GOAL: Please write out the listing line for line, from its first line through the line containing "306, 357, 357]", both included.

[Dataset entries]
"""

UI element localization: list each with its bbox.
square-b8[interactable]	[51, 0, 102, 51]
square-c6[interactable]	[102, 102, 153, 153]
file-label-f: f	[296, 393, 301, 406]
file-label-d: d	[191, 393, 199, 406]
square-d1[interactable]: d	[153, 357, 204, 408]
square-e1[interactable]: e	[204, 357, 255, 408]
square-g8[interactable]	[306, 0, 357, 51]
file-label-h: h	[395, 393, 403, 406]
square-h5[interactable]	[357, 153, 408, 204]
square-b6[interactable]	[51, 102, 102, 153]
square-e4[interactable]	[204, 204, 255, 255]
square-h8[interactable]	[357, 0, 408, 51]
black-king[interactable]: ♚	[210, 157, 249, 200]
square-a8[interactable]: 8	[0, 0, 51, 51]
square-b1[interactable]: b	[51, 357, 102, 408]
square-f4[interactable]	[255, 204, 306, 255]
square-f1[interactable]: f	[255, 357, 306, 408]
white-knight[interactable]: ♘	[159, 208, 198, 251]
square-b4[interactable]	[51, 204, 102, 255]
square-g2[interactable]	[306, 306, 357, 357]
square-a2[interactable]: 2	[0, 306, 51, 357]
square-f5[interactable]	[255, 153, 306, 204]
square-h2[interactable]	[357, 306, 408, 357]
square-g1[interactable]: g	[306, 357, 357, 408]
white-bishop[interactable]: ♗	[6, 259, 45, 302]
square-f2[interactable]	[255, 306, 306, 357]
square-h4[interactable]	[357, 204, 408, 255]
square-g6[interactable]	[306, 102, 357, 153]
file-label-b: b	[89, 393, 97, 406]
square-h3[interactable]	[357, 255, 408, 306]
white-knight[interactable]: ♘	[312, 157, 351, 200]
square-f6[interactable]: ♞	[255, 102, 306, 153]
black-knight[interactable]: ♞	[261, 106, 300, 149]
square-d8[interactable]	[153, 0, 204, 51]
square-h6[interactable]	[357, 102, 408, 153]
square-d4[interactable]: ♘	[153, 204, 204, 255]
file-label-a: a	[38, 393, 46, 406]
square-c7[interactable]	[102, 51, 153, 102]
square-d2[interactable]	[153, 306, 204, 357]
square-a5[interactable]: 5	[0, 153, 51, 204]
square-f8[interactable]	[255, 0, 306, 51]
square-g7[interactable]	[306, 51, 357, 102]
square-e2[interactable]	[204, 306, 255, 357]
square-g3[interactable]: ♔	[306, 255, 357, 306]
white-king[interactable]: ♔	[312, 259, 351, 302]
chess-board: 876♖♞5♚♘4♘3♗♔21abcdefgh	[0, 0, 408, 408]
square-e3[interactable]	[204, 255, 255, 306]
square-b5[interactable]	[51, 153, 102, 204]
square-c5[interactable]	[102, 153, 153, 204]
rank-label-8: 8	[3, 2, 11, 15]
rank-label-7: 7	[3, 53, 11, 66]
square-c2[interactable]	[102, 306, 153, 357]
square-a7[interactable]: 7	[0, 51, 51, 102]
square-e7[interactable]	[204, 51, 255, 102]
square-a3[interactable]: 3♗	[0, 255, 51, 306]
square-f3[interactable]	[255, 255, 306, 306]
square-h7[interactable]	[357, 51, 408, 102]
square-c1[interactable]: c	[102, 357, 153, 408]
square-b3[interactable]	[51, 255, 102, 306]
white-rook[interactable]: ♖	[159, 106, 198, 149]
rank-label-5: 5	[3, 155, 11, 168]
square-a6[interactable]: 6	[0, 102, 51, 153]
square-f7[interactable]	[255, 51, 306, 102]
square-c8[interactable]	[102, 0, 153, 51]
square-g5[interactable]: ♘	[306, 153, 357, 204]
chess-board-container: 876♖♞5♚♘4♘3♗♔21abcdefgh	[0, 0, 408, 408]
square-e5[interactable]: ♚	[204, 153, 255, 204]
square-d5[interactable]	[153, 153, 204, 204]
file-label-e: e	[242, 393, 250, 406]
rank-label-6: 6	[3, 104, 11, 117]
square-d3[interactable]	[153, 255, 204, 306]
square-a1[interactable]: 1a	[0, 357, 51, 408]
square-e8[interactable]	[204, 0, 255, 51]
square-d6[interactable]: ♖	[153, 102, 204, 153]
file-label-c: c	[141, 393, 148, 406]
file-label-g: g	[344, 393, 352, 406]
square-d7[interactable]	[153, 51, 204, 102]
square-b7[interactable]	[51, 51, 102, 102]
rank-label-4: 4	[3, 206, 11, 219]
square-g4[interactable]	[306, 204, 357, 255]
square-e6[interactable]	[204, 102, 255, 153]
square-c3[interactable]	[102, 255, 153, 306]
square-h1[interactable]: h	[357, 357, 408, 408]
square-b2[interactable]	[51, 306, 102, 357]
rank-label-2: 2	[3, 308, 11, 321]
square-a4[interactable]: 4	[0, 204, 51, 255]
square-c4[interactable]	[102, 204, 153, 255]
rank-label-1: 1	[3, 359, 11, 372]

"""

RESPONSE TO THIS TASK:
UI element localization: list each with its bbox.
square-b8[interactable]	[51, 0, 102, 51]
square-c6[interactable]	[102, 102, 153, 153]
file-label-f: f	[296, 393, 301, 406]
file-label-d: d	[191, 393, 199, 406]
square-d1[interactable]: d	[153, 357, 204, 408]
square-e1[interactable]: e	[204, 357, 255, 408]
square-g8[interactable]	[306, 0, 357, 51]
file-label-h: h	[395, 393, 403, 406]
square-h5[interactable]	[357, 153, 408, 204]
square-b6[interactable]	[51, 102, 102, 153]
square-e4[interactable]	[204, 204, 255, 255]
square-h8[interactable]	[357, 0, 408, 51]
black-king[interactable]: ♚	[210, 157, 249, 200]
square-a8[interactable]: 8	[0, 0, 51, 51]
square-b1[interactable]: b	[51, 357, 102, 408]
square-f4[interactable]	[255, 204, 306, 255]
square-f1[interactable]: f	[255, 357, 306, 408]
white-knight[interactable]: ♘	[159, 208, 198, 251]
square-b4[interactable]	[51, 204, 102, 255]
square-g2[interactable]	[306, 306, 357, 357]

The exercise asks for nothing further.